=== TASK INSTRUCTIONS ===
Repeat each record below exactly, dropping the pictures.
───── SOURCE MATERIAL
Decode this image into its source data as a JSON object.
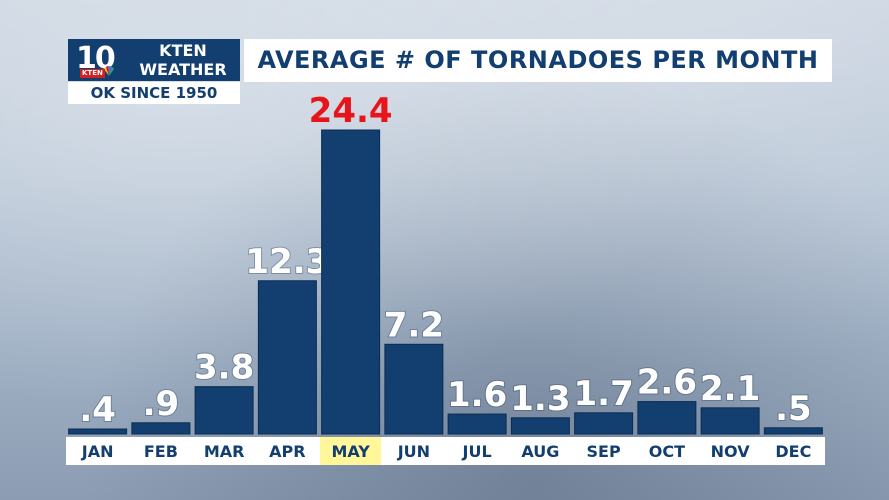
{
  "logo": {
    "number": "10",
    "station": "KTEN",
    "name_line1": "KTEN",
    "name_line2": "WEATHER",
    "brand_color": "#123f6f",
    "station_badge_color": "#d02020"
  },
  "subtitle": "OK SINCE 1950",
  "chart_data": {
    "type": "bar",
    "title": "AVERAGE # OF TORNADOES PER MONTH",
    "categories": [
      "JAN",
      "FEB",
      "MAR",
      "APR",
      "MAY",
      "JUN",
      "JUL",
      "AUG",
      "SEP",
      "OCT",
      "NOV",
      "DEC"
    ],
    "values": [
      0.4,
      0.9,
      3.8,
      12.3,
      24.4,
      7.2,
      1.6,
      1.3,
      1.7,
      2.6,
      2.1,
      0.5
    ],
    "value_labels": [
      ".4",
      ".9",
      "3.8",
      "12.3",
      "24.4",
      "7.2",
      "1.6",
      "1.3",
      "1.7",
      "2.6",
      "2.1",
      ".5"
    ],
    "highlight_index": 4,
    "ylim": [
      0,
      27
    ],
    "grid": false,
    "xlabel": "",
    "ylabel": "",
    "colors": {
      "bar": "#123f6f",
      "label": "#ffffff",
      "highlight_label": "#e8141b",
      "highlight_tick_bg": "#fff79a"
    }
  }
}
──────────
=== OUTPUT BELOW ===
Decode this image into its source data as a JSON object.
{
  "logo": {
    "number": "10",
    "station": "KTEN",
    "name_line1": "KTEN",
    "name_line2": "WEATHER",
    "brand_color": "#123f6f",
    "station_badge_color": "#d02020"
  },
  "subtitle": "OK SINCE 1950",
  "chart_data": {
    "type": "bar",
    "title": "AVERAGE # OF TORNADOES PER MONTH",
    "categories": [
      "JAN",
      "FEB",
      "MAR",
      "APR",
      "MAY",
      "JUN",
      "JUL",
      "AUG",
      "SEP",
      "OCT",
      "NOV",
      "DEC"
    ],
    "values": [
      0.4,
      0.9,
      3.8,
      12.3,
      24.4,
      7.2,
      1.6,
      1.3,
      1.7,
      2.6,
      2.1,
      0.5
    ],
    "value_labels": [
      ".4",
      ".9",
      "3.8",
      "12.3",
      "24.4",
      "7.2",
      "1.6",
      "1.3",
      "1.7",
      "2.6",
      "2.1",
      ".5"
    ],
    "highlight_index": 4,
    "ylim": [
      0,
      27
    ],
    "grid": false,
    "xlabel": "",
    "ylabel": "",
    "colors": {
      "bar": "#123f6f",
      "label": "#ffffff",
      "highlight_label": "#e8141b",
      "highlight_tick_bg": "#fff79a"
    }
  }
}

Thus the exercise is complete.